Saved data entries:

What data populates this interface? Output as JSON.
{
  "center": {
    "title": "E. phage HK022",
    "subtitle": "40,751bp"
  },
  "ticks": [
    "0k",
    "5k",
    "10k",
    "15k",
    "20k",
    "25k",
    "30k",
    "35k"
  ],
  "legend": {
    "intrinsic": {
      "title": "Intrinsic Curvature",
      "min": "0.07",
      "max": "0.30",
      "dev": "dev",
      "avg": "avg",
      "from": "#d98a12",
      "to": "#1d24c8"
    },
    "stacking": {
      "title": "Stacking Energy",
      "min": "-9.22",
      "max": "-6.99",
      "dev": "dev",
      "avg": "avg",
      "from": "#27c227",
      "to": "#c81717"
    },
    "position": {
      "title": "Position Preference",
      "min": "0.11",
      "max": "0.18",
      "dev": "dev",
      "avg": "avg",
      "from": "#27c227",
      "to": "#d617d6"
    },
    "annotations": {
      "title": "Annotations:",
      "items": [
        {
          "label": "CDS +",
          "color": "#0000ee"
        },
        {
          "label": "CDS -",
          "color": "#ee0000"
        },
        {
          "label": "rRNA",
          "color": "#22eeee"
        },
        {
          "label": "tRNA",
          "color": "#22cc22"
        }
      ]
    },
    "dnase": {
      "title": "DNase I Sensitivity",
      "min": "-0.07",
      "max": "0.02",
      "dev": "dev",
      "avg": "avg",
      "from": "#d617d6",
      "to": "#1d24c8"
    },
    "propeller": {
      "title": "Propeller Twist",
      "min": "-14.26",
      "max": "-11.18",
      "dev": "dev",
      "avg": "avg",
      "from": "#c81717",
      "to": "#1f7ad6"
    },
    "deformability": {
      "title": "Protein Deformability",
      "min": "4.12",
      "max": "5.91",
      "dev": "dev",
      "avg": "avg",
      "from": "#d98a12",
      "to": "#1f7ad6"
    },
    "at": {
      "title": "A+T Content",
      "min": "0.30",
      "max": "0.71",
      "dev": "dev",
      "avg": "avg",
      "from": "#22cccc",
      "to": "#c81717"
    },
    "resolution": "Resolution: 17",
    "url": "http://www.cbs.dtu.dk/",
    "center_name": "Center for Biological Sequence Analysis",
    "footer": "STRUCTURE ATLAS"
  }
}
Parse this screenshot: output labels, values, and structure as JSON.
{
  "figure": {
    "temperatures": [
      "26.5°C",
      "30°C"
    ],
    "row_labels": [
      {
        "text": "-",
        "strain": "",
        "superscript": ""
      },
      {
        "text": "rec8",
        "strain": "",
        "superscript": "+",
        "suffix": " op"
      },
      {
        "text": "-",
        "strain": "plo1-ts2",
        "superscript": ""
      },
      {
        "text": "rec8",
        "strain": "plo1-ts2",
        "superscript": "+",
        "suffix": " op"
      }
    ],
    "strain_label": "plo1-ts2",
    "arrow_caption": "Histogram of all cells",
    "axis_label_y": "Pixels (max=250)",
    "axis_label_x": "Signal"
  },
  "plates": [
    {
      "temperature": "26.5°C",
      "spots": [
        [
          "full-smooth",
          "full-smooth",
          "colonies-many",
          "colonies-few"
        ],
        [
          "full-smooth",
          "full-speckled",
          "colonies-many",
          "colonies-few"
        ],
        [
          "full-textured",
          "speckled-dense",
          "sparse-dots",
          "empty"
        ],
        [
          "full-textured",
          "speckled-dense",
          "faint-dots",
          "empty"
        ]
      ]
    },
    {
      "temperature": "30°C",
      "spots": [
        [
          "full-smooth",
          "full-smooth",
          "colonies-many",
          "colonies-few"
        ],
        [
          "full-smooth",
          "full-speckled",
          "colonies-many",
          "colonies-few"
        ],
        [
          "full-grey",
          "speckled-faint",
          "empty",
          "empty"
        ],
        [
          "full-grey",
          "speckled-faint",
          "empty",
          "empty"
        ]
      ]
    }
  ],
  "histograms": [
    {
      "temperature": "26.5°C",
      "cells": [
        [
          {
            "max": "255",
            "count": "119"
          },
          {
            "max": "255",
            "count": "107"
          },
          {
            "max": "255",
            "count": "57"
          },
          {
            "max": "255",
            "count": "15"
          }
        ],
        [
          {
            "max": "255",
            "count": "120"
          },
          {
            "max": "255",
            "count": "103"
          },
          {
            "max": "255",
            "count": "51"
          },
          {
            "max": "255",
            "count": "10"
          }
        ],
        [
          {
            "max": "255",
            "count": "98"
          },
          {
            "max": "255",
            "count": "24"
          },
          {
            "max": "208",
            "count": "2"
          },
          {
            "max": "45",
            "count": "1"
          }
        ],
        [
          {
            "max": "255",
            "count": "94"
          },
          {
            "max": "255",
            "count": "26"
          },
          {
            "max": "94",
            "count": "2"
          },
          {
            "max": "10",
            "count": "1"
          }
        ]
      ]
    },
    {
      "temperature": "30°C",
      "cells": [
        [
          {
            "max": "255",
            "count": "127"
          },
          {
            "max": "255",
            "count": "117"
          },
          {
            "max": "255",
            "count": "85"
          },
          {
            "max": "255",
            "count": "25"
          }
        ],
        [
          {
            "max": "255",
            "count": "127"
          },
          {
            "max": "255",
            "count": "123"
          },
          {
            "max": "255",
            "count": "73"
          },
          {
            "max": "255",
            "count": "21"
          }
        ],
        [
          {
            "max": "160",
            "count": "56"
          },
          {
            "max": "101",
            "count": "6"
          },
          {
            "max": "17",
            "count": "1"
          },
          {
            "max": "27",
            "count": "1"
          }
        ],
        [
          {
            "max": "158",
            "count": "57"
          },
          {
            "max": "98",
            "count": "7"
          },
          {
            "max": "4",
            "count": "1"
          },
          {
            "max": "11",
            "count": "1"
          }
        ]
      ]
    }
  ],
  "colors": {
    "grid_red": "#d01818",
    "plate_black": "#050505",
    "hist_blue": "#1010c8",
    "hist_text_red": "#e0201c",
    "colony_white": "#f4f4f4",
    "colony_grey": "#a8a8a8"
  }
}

▶ [What to produce]
The records above should be transcribed in full, with no differences.

▶ [Exercise output]
What data populates this interface? Output as JSON.
{
  "center": {
    "title": "E. phage HK022",
    "subtitle": "40,751bp"
  },
  "ticks": [
    "0k",
    "5k",
    "10k",
    "15k",
    "20k",
    "25k",
    "30k",
    "35k"
  ],
  "legend": {
    "intrinsic": {
      "title": "Intrinsic Curvature",
      "min": "0.07",
      "max": "0.30",
      "dev": "dev",
      "avg": "avg",
      "from": "#d98a12",
      "to": "#1d24c8"
    },
    "stacking": {
      "title": "Stacking Energy",
      "min": "-9.22",
      "max": "-6.99",
      "dev": "dev",
      "avg": "avg",
      "from": "#27c227",
      "to": "#c81717"
    },
    "position": {
      "title": "Position Preference",
      "min": "0.11",
      "max": "0.18",
      "dev": "dev",
      "avg": "avg",
      "from": "#27c227",
      "to": "#d617d6"
    },
    "annotations": {
      "title": "Annotations:",
      "items": [
        {
          "label": "CDS +",
          "color": "#0000ee"
        },
        {
          "label": "CDS -",
          "color": "#ee0000"
        },
        {
          "label": "rRNA",
          "color": "#22eeee"
        },
        {
          "label": "tRNA",
          "color": "#22cc22"
        }
      ]
    },
    "dnase": {
      "title": "DNase I Sensitivity",
      "min": "-0.07",
      "max": "0.02",
      "dev": "dev",
      "avg": "avg",
      "from": "#d617d6",
      "to": "#1d24c8"
    },
    "propeller": {
      "title": "Propeller Twist",
      "min": "-14.26",
      "max": "-11.18",
      "dev": "dev",
      "avg": "avg",
      "from": "#c81717",
      "to": "#1f7ad6"
    },
    "deformability": {
      "title": "Protein Deformability",
      "min": "4.12",
      "max": "5.91",
      "dev": "dev",
      "avg": "avg",
      "from": "#d98a12",
      "to": "#1f7ad6"
    },
    "at": {
      "title": "A+T Content",
      "min": "0.30",
      "max": "0.71",
      "dev": "dev",
      "avg": "avg",
      "from": "#22cccc",
      "to": "#c81717"
    },
    "resolution": "Resolution: 17",
    "url": "http://www.cbs.dtu.dk/",
    "center_name": "Center for Biological Sequence Analysis",
    "footer": "STRUCTURE ATLAS"
  }
}
Parse this screenshot: output labels, values, and structure as JSON.
{
  "figure": {
    "temperatures": [
      "26.5°C",
      "30°C"
    ],
    "row_labels": [
      {
        "text": "-",
        "strain": "",
        "superscript": ""
      },
      {
        "text": "rec8",
        "strain": "",
        "superscript": "+",
        "suffix": " op"
      },
      {
        "text": "-",
        "strain": "plo1-ts2",
        "superscript": ""
      },
      {
        "text": "rec8",
        "strain": "plo1-ts2",
        "superscript": "+",
        "suffix": " op"
      }
    ],
    "strain_label": "plo1-ts2",
    "arrow_caption": "Histogram of all cells",
    "axis_label_y": "Pixels (max=250)",
    "axis_label_x": "Signal"
  },
  "plates": [
    {
      "temperature": "26.5°C",
      "spots": [
        [
          "full-smooth",
          "full-smooth",
          "colonies-many",
          "colonies-few"
        ],
        [
          "full-smooth",
          "full-speckled",
          "colonies-many",
          "colonies-few"
        ],
        [
          "full-textured",
          "speckled-dense",
          "sparse-dots",
          "empty"
        ],
        [
          "full-textured",
          "speckled-dense",
          "faint-dots",
          "empty"
        ]
      ]
    },
    {
      "temperature": "30°C",
      "spots": [
        [
          "full-smooth",
          "full-smooth",
          "colonies-many",
          "colonies-few"
        ],
        [
          "full-smooth",
          "full-speckled",
          "colonies-many",
          "colonies-few"
        ],
        [
          "full-grey",
          "speckled-faint",
          "empty",
          "empty"
        ],
        [
          "full-grey",
          "speckled-faint",
          "empty",
          "empty"
        ]
      ]
    }
  ],
  "histograms": [
    {
      "temperature": "26.5°C",
      "cells": [
        [
          {
            "max": "255",
            "count": "119"
          },
          {
            "max": "255",
            "count": "107"
          },
          {
            "max": "255",
            "count": "57"
          },
          {
            "max": "255",
            "count": "15"
          }
        ],
        [
          {
            "max": "255",
            "count": "120"
          },
          {
            "max": "255",
            "count": "103"
          },
          {
            "max": "255",
            "count": "51"
          },
          {
            "max": "255",
            "count": "10"
          }
        ],
        [
          {
            "max": "255",
            "count": "98"
          },
          {
            "max": "255",
            "count": "24"
          },
          {
            "max": "208",
            "count": "2"
          },
          {
            "max": "45",
            "count": "1"
          }
        ],
        [
          {
            "max": "255",
            "count": "94"
          },
          {
            "max": "255",
            "count": "26"
          },
          {
            "max": "94",
            "count": "2"
          },
          {
            "max": "10",
            "count": "1"
          }
        ]
      ]
    },
    {
      "temperature": "30°C",
      "cells": [
        [
          {
            "max": "255",
            "count": "127"
          },
          {
            "max": "255",
            "count": "117"
          },
          {
            "max": "255",
            "count": "85"
          },
          {
            "max": "255",
            "count": "25"
          }
        ],
        [
          {
            "max": "255",
            "count": "127"
          },
          {
            "max": "255",
            "count": "123"
          },
          {
            "max": "255",
            "count": "73"
          },
          {
            "max": "255",
            "count": "21"
          }
        ],
        [
          {
            "max": "160",
            "count": "56"
          },
          {
            "max": "101",
            "count": "6"
          },
          {
            "max": "17",
            "count": "1"
          },
          {
            "max": "27",
            "count": "1"
          }
        ],
        [
          {
            "max": "158",
            "count": "57"
          },
          {
            "max": "98",
            "count": "7"
          },
          {
            "max": "4",
            "count": "1"
          },
          {
            "max": "11",
            "count": "1"
          }
        ]
      ]
    }
  ],
  "colors": {
    "grid_red": "#d01818",
    "plate_black": "#050505",
    "hist_blue": "#1010c8",
    "hist_text_red": "#e0201c",
    "colony_white": "#f4f4f4",
    "colony_grey": "#a8a8a8"
  }
}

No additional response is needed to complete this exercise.